→ EXERCISE TASK
Report how many lines contain "this". Give the number and nothing else.

→ RECORDS SUPPLIED
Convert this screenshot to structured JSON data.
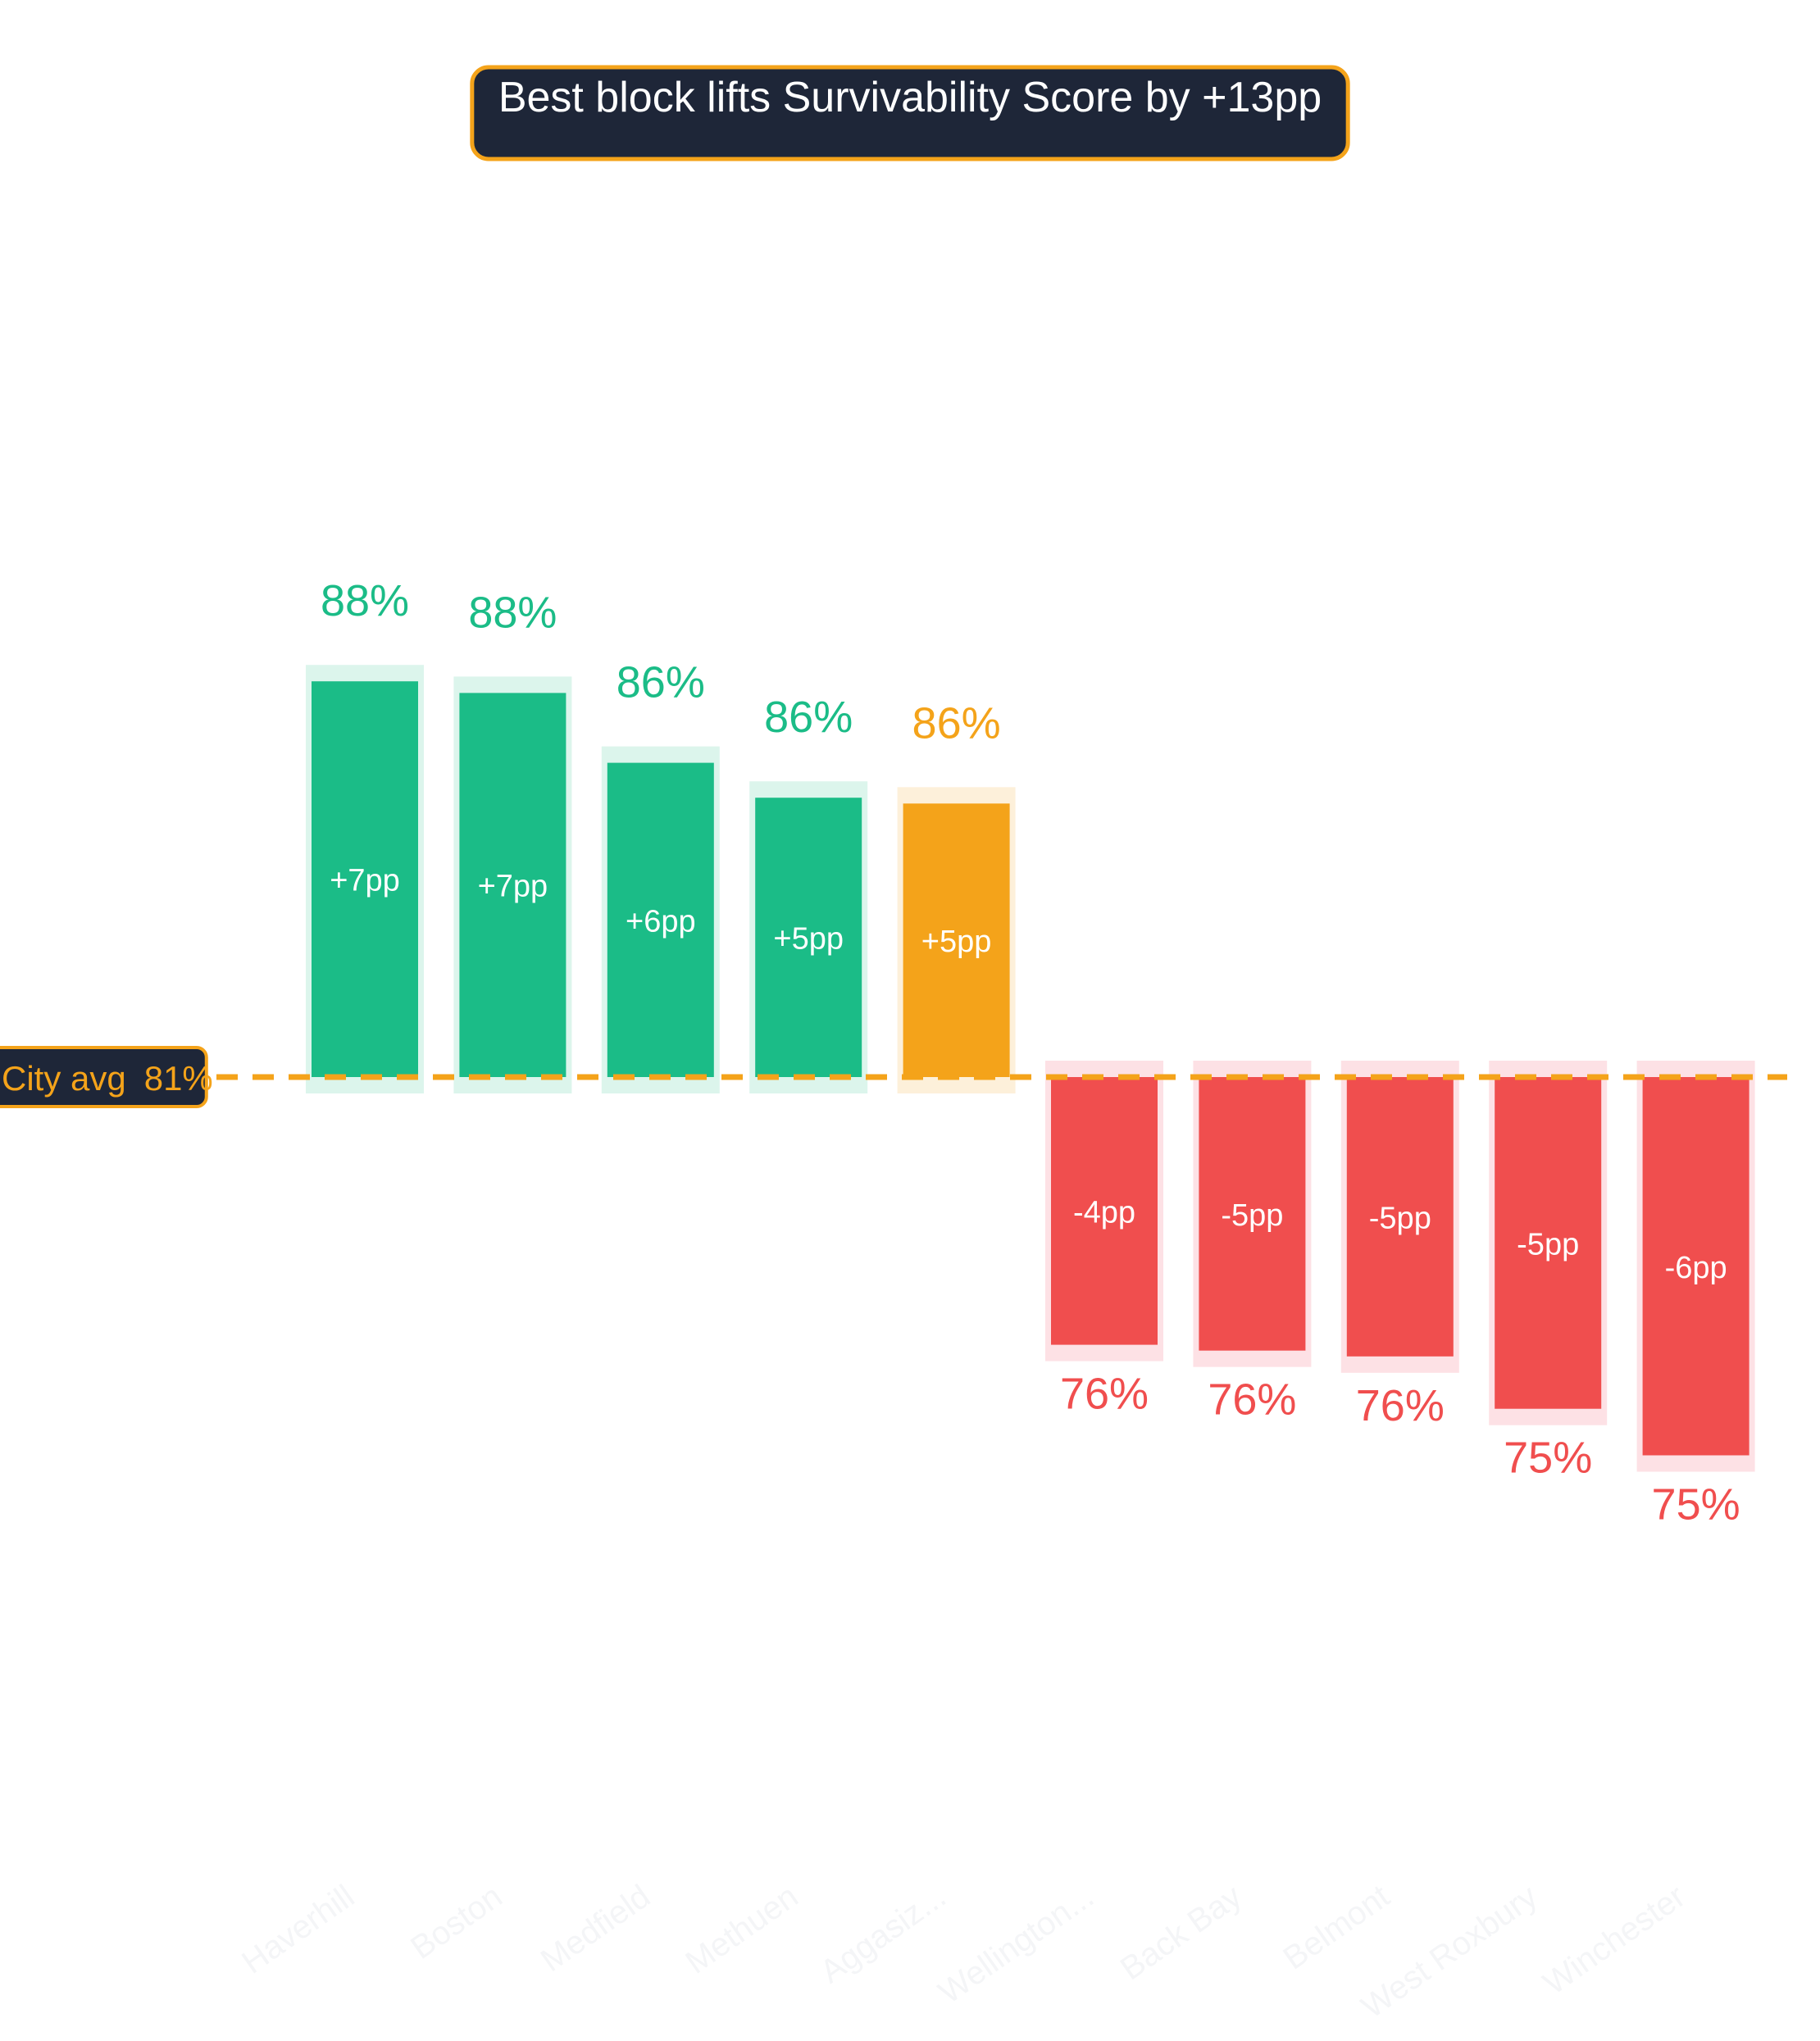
{
  "chart_data": {
    "type": "bar",
    "title": "Best block lifts Survivability Score by +13pp",
    "reference": {
      "label": "City avg",
      "value_label": "81%",
      "value": 81
    },
    "categories": [
      "Haverhill",
      "Boston",
      "Medfield",
      "Methuen",
      "Aggasiz...",
      "Wellington...",
      "Back Bay",
      "Belmont",
      "West Roxbury",
      "Winchester"
    ],
    "values": [
      87.8,
      87.6,
      86.4,
      85.8,
      85.7,
      76.4,
      76.3,
      76.2,
      75.3,
      74.5
    ],
    "value_labels": [
      "88%",
      "88%",
      "86%",
      "86%",
      "86%",
      "76%",
      "76%",
      "76%",
      "75%",
      "75%"
    ],
    "delta_labels": [
      "+7pp",
      "+7pp",
      "+6pp",
      "+5pp",
      "+5pp",
      "-4pp",
      "-5pp",
      "-5pp",
      "-5pp",
      "-6pp"
    ],
    "highlight_index": 4,
    "colors": {
      "positive": "#1bbc87",
      "positive_halo": "#dcf5ec",
      "negative": "#f04e4e",
      "negative_halo": "#fde1e5",
      "highlight": "#f4a31a",
      "highlight_halo": "#fdf0da",
      "reference": "#f4a31a",
      "badge_bg": "#1e2638",
      "badge_border": "#f4a31a",
      "badge_text": "#ffffff",
      "tick_text": "#f4f5f7"
    },
    "grid": false,
    "legend": "none"
  }
}
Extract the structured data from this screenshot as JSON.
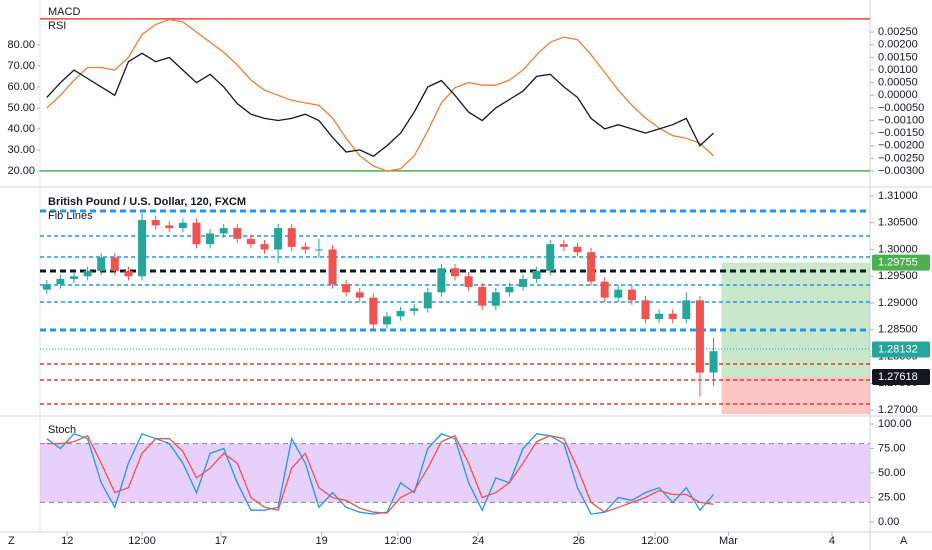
{
  "toolbar": {
    "left": "Z",
    "right": "A"
  },
  "chart_data": [
    {
      "type": "line",
      "series": [
        {
          "name": "MACD",
          "color": "#f57f3a",
          "axis": "y2",
          "values": [
            -0.0005,
            0.0,
            0.0006,
            0.0011,
            0.0011,
            0.001,
            0.0015,
            0.0024,
            0.0028,
            0.003,
            0.0029,
            0.0025,
            0.0021,
            0.0017,
            0.0012,
            0.0006,
            0.0002,
            0.0,
            -0.0002,
            -0.0003,
            -0.0004,
            -0.0009,
            -0.0017,
            -0.0024,
            -0.0028,
            -0.003,
            -0.0029,
            -0.0024,
            -0.0014,
            -0.0003,
            0.0003,
            0.0005,
            0.0004,
            0.0004,
            0.0006,
            0.001,
            0.0016,
            0.0021,
            0.0023,
            0.0022,
            0.0016,
            0.0009,
            0.0002,
            -0.0004,
            -0.0009,
            -0.0013,
            -0.0016,
            -0.0017,
            -0.0019,
            -0.0024
          ]
        },
        {
          "name": "RSI",
          "color": "#131722",
          "values": [
            55,
            62,
            68,
            64,
            60,
            56,
            72,
            76,
            72,
            74,
            68,
            62,
            66,
            60,
            52,
            47,
            45,
            44,
            45,
            47,
            44,
            36,
            29,
            30,
            27,
            32,
            38,
            48,
            60,
            63,
            56,
            48,
            44,
            50,
            54,
            58,
            65,
            66,
            60,
            55,
            45,
            40,
            42,
            40,
            38,
            40,
            42,
            45,
            32,
            38
          ]
        }
      ],
      "ylim": [
        13.3,
        101.4
      ],
      "yticks": [
        {
          "value": 20,
          "label": "20.00"
        },
        {
          "value": 30,
          "label": "30.00"
        },
        {
          "value": 40,
          "label": "40.00"
        },
        {
          "value": 50,
          "label": "50.00"
        },
        {
          "value": 60,
          "label": "60.00"
        },
        {
          "value": 70,
          "label": "70.00"
        },
        {
          "value": 80,
          "label": "80.00"
        }
      ],
      "y2lim": [
        -0.00355,
        0.00377
      ],
      "y2ticks": [
        {
          "value": 0.0025,
          "label": "0.00250"
        },
        {
          "value": 0.002,
          "label": "0.00200"
        },
        {
          "value": 0.0015,
          "label": "0.00150"
        },
        {
          "value": 0.001,
          "label": "0.00100"
        },
        {
          "value": 0.0005,
          "label": "0.00050"
        },
        {
          "value": 0,
          "label": "0.00000"
        },
        {
          "value": -0.0005,
          "label": "−0.00050"
        },
        {
          "value": -0.001,
          "label": "−0.00100"
        },
        {
          "value": -0.0015,
          "label": "−0.00150"
        },
        {
          "value": -0.002,
          "label": "−0.00200"
        },
        {
          "value": -0.0025,
          "label": "−0.00250"
        },
        {
          "value": -0.003,
          "label": "−0.00300"
        }
      ],
      "levels": [
        {
          "value": 92.4,
          "color": "#f44336"
        },
        {
          "value": 20,
          "color": "#4caf50"
        }
      ]
    },
    {
      "type": "candlestick",
      "title": "British Pound / U.S. Dollar, 120, FXCM",
      "annotation": "Fib Lines",
      "up_color": "#26a69a",
      "down_color": "#ef5350",
      "open": [
        1.2925,
        1.2935,
        1.2945,
        1.295,
        1.296,
        1.2985,
        1.296,
        1.295,
        1.3055,
        1.3045,
        1.304,
        1.305,
        1.301,
        1.303,
        1.304,
        1.302,
        1.301,
        1.3,
        1.304,
        1.3005,
        1.3,
        1.3,
        1.2935,
        1.292,
        1.291,
        1.286,
        1.2875,
        1.2885,
        1.289,
        1.292,
        1.2965,
        1.295,
        1.293,
        1.2895,
        1.292,
        1.293,
        1.2945,
        1.296,
        1.301,
        1.3005,
        1.2995,
        1.294,
        1.291,
        1.2925,
        1.2905,
        1.287,
        1.288,
        1.287,
        1.2905,
        1.277
      ],
      "high": [
        1.2943,
        1.2953,
        1.2958,
        1.2968,
        1.2993,
        1.2993,
        1.2968,
        1.3068,
        1.3063,
        1.3053,
        1.3058,
        1.3058,
        1.3038,
        1.3048,
        1.3048,
        1.3028,
        1.3018,
        1.3048,
        1.3048,
        1.3013,
        1.302,
        1.3008,
        1.2943,
        1.2928,
        1.2918,
        1.2883,
        1.2893,
        1.2898,
        1.2928,
        1.2973,
        1.2973,
        1.2958,
        1.2938,
        1.2928,
        1.2938,
        1.2953,
        1.2968,
        1.3018,
        1.3018,
        1.3013,
        1.3003,
        1.2948,
        1.2933,
        1.2933,
        1.2913,
        1.2888,
        1.2888,
        1.292,
        1.2913,
        1.2835
      ],
      "low": [
        1.2917,
        1.2927,
        1.2937,
        1.2942,
        1.2952,
        1.2952,
        1.2942,
        1.2942,
        1.3037,
        1.3032,
        1.3032,
        1.3002,
        1.3002,
        1.3022,
        1.3012,
        1.3002,
        1.2992,
        1.2975,
        1.2997,
        1.2992,
        1.2985,
        1.2927,
        1.2912,
        1.2902,
        1.2852,
        1.2852,
        1.2867,
        1.2877,
        1.2882,
        1.2912,
        1.2942,
        1.2922,
        1.2887,
        1.2887,
        1.2912,
        1.2922,
        1.2937,
        1.2952,
        1.2997,
        1.2987,
        1.2932,
        1.2902,
        1.2902,
        1.2897,
        1.2862,
        1.2862,
        1.2862,
        1.2862,
        1.2725,
        1.2745
      ],
      "close": [
        1.2935,
        1.2945,
        1.295,
        1.296,
        1.2985,
        1.296,
        1.295,
        1.3055,
        1.3045,
        1.304,
        1.305,
        1.301,
        1.303,
        1.304,
        1.302,
        1.301,
        1.3,
        1.304,
        1.3005,
        1.3,
        1.3,
        1.2935,
        1.292,
        1.291,
        1.286,
        1.2875,
        1.2885,
        1.289,
        1.292,
        1.2965,
        1.295,
        1.293,
        1.2895,
        1.292,
        1.293,
        1.2945,
        1.296,
        1.301,
        1.3005,
        1.2995,
        1.294,
        1.291,
        1.2925,
        1.2905,
        1.287,
        1.288,
        1.287,
        1.2905,
        1.277,
        1.281
      ],
      "ylim": [
        1.26907,
        1.31112
      ],
      "yticks": [
        {
          "value": 1.31,
          "label": "1.31000"
        },
        {
          "value": 1.305,
          "label": "1.30500"
        },
        {
          "value": 1.3,
          "label": "1.30000"
        },
        {
          "value": 1.295,
          "label": "1.29500"
        },
        {
          "value": 1.29,
          "label": "1.29000"
        },
        {
          "value": 1.285,
          "label": "1.28500"
        },
        {
          "value": 1.28,
          "label": "1.28000"
        },
        {
          "value": 1.275,
          "label": "1.27500"
        },
        {
          "value": 1.27,
          "label": "1.27000"
        }
      ],
      "levels": [
        {
          "value": 1.3072,
          "color": "#2196f3",
          "style": "thick"
        },
        {
          "value": 1.30252,
          "color": "#2196f3",
          "style": "dash"
        },
        {
          "value": 1.2986,
          "color": "#2196f3",
          "style": "dash"
        },
        {
          "value": 1.29598,
          "color": "#131722",
          "style": "thick"
        },
        {
          "value": 1.29336,
          "color": "#2196f3",
          "style": "dash"
        },
        {
          "value": 1.29019,
          "color": "#2196f3",
          "style": "dash"
        },
        {
          "value": 1.28495,
          "color": "#2196f3",
          "style": "thick"
        },
        {
          "value": 1.2814,
          "color": "#2196f3",
          "style": "dot"
        },
        {
          "value": 1.2786,
          "color": "#e53935",
          "style": "dash"
        },
        {
          "value": 1.27561,
          "color": "#e53935",
          "style": "dash"
        },
        {
          "value": 1.27112,
          "color": "#e53935",
          "style": "dash"
        }
      ],
      "position": {
        "target": 1.29755,
        "entry": 1.27618,
        "stop": 1.2692,
        "target_color": "#4caf50",
        "entry_color": "#131722",
        "stop_color": "#f44336"
      },
      "last_price": 1.28132,
      "last_price_color": "#26a69a"
    },
    {
      "type": "line",
      "title": "Stoch",
      "series": [
        {
          "color": "#2196f3",
          "values": [
            85,
            75,
            90,
            85,
            40,
            15,
            60,
            90,
            85,
            80,
            60,
            30,
            70,
            75,
            40,
            12,
            12,
            15,
            85,
            60,
            15,
            30,
            15,
            10,
            8,
            10,
            40,
            30,
            75,
            90,
            85,
            40,
            12,
            45,
            40,
            75,
            90,
            88,
            80,
            35,
            8,
            10,
            25,
            22,
            30,
            35,
            20,
            35,
            12,
            28
          ]
        },
        {
          "color": "#ef5350",
          "values": [
            80,
            80,
            82,
            88,
            60,
            30,
            35,
            70,
            85,
            85,
            72,
            45,
            55,
            70,
            60,
            25,
            15,
            12,
            55,
            70,
            35,
            25,
            22,
            14,
            10,
            9,
            25,
            32,
            55,
            82,
            88,
            60,
            25,
            30,
            40,
            60,
            82,
            88,
            85,
            55,
            20,
            10,
            15,
            20,
            25,
            32,
            28,
            28,
            20,
            18
          ]
        }
      ],
      "ylim": [
        -8.2,
        106.1
      ],
      "yticks": [
        {
          "value": 100,
          "label": "100.00"
        },
        {
          "value": 75,
          "label": "75.00"
        },
        {
          "value": 50,
          "label": "50.00"
        },
        {
          "value": 25,
          "label": "25.00"
        },
        {
          "value": 0,
          "label": "0.00"
        }
      ],
      "band": [
        20,
        80
      ],
      "band_color": "#e1c4f7",
      "xlim": [
        -0.5,
        60.5
      ],
      "xticks": [
        {
          "value": 1.5,
          "label": "12"
        },
        {
          "value": 7,
          "label": "12:00"
        },
        {
          "value": 12.8,
          "label": "17"
        },
        {
          "value": 20.2,
          "label": "19"
        },
        {
          "value": 25.8,
          "label": "12:00"
        },
        {
          "value": 31.7,
          "label": "24"
        },
        {
          "value": 39.1,
          "label": "26"
        },
        {
          "value": 44.7,
          "label": "12:00"
        },
        {
          "value": 50.1,
          "label": "Mar"
        },
        {
          "value": 57.7,
          "label": "4"
        }
      ]
    }
  ]
}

→ OUTPUT OF THE EXERCISE
2